### AIM OF THE EXERCISE
Retype the full set of records. Keep every character identical.

### DATA LISTING
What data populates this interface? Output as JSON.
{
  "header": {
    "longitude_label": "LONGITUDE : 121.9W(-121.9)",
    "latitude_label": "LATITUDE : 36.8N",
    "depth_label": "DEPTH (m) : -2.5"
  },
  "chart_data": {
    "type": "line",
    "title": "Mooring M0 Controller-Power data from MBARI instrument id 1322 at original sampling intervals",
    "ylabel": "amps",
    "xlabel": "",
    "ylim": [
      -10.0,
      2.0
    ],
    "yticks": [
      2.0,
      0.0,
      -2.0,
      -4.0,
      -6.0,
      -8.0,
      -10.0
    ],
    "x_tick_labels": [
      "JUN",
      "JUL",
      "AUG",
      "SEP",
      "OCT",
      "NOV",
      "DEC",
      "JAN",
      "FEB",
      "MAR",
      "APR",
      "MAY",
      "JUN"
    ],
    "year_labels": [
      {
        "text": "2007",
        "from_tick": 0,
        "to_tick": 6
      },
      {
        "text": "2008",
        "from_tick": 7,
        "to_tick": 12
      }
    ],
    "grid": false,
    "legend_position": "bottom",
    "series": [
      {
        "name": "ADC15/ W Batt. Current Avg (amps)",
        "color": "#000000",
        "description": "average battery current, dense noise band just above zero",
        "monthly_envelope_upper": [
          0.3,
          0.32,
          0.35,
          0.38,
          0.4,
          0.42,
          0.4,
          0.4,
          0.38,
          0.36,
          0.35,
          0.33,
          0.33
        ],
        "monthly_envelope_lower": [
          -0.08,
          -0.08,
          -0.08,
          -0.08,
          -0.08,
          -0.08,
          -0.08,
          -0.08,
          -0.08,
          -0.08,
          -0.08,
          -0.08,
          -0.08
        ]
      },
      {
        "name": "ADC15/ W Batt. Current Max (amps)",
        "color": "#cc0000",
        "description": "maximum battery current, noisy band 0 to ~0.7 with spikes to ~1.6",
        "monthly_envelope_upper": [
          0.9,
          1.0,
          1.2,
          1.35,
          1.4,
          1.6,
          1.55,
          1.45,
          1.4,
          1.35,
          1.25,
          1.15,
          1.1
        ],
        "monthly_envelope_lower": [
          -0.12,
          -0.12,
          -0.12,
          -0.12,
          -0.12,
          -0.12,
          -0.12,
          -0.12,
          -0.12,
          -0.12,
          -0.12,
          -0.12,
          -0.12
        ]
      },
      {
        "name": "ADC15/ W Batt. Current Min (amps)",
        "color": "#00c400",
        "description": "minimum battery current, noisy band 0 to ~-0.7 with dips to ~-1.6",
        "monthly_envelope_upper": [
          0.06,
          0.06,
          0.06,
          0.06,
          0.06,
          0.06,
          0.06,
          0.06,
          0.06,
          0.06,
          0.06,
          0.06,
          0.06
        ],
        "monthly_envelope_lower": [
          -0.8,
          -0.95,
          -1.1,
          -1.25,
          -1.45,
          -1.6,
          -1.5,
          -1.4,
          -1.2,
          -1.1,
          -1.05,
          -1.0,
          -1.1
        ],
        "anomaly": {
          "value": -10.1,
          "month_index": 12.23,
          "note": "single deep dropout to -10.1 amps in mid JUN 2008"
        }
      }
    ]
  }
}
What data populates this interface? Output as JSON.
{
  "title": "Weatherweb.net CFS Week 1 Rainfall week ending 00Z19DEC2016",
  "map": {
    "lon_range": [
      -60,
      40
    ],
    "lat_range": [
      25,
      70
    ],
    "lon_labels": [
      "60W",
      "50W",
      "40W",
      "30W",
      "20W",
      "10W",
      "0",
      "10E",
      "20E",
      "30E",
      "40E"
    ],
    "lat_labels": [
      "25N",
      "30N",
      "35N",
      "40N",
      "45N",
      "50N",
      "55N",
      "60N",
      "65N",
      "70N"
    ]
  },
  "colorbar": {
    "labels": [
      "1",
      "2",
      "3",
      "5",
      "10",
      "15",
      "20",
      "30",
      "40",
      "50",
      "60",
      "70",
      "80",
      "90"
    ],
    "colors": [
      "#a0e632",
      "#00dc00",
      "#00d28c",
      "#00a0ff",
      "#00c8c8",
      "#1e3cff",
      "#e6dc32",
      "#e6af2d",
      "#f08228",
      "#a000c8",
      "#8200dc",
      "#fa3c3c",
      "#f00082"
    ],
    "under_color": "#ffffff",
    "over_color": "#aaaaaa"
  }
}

### OUTPUT FOR THIS TASK
What data populates this interface? Output as JSON.
{
  "header": {
    "longitude_label": "LONGITUDE : 121.9W(-121.9)",
    "latitude_label": "LATITUDE : 36.8N",
    "depth_label": "DEPTH (m) : -2.5"
  },
  "chart_data": {
    "type": "line",
    "title": "Mooring M0 Controller-Power data from MBARI instrument id 1322 at original sampling intervals",
    "ylabel": "amps",
    "xlabel": "",
    "ylim": [
      -10.0,
      2.0
    ],
    "yticks": [
      2.0,
      0.0,
      -2.0,
      -4.0,
      -6.0,
      -8.0,
      -10.0
    ],
    "x_tick_labels": [
      "JUN",
      "JUL",
      "AUG",
      "SEP",
      "OCT",
      "NOV",
      "DEC",
      "JAN",
      "FEB",
      "MAR",
      "APR",
      "MAY",
      "JUN"
    ],
    "year_labels": [
      {
        "text": "2007",
        "from_tick": 0,
        "to_tick": 6
      },
      {
        "text": "2008",
        "from_tick": 7,
        "to_tick": 12
      }
    ],
    "grid": false,
    "legend_position": "bottom",
    "series": [
      {
        "name": "ADC15/ W Batt. Current Avg (amps)",
        "color": "#000000",
        "description": "average battery current, dense noise band just above zero",
        "monthly_envelope_upper": [
          0.3,
          0.32,
          0.35,
          0.38,
          0.4,
          0.42,
          0.4,
          0.4,
          0.38,
          0.36,
          0.35,
          0.33,
          0.33
        ],
        "monthly_envelope_lower": [
          -0.08,
          -0.08,
          -0.08,
          -0.08,
          -0.08,
          -0.08,
          -0.08,
          -0.08,
          -0.08,
          -0.08,
          -0.08,
          -0.08,
          -0.08
        ]
      },
      {
        "name": "ADC15/ W Batt. Current Max (amps)",
        "color": "#cc0000",
        "description": "maximum battery current, noisy band 0 to ~0.7 with spikes to ~1.6",
        "monthly_envelope_upper": [
          0.9,
          1.0,
          1.2,
          1.35,
          1.4,
          1.6,
          1.55,
          1.45,
          1.4,
          1.35,
          1.25,
          1.15,
          1.1
        ],
        "monthly_envelope_lower": [
          -0.12,
          -0.12,
          -0.12,
          -0.12,
          -0.12,
          -0.12,
          -0.12,
          -0.12,
          -0.12,
          -0.12,
          -0.12,
          -0.12,
          -0.12
        ]
      },
      {
        "name": "ADC15/ W Batt. Current Min (amps)",
        "color": "#00c400",
        "description": "minimum battery current, noisy band 0 to ~-0.7 with dips to ~-1.6",
        "monthly_envelope_upper": [
          0.06,
          0.06,
          0.06,
          0.06,
          0.06,
          0.06,
          0.06,
          0.06,
          0.06,
          0.06,
          0.06,
          0.06,
          0.06
        ],
        "monthly_envelope_lower": [
          -0.8,
          -0.95,
          -1.1,
          -1.25,
          -1.45,
          -1.6,
          -1.5,
          -1.4,
          -1.2,
          -1.1,
          -1.05,
          -1.0,
          -1.1
        ],
        "anomaly": {
          "value": -10.1,
          "month_index": 12.23,
          "note": "single deep dropout to -10.1 amps in mid JUN 2008"
        }
      }
    ]
  }
}
What data populates this interface? Output as JSON.
{
  "title": "Weatherweb.net CFS Week 1 Rainfall week ending 00Z19DEC2016",
  "map": {
    "lon_range": [
      -60,
      40
    ],
    "lat_range": [
      25,
      70
    ],
    "lon_labels": [
      "60W",
      "50W",
      "40W",
      "30W",
      "20W",
      "10W",
      "0",
      "10E",
      "20E",
      "30E",
      "40E"
    ],
    "lat_labels": [
      "25N",
      "30N",
      "35N",
      "40N",
      "45N",
      "50N",
      "55N",
      "60N",
      "65N",
      "70N"
    ]
  },
  "colorbar": {
    "labels": [
      "1",
      "2",
      "3",
      "5",
      "10",
      "15",
      "20",
      "30",
      "40",
      "50",
      "60",
      "70",
      "80",
      "90"
    ],
    "colors": [
      "#a0e632",
      "#00dc00",
      "#00d28c",
      "#00a0ff",
      "#00c8c8",
      "#1e3cff",
      "#e6dc32",
      "#e6af2d",
      "#f08228",
      "#a000c8",
      "#8200dc",
      "#fa3c3c",
      "#f00082"
    ],
    "under_color": "#ffffff",
    "over_color": "#aaaaaa"
  }
}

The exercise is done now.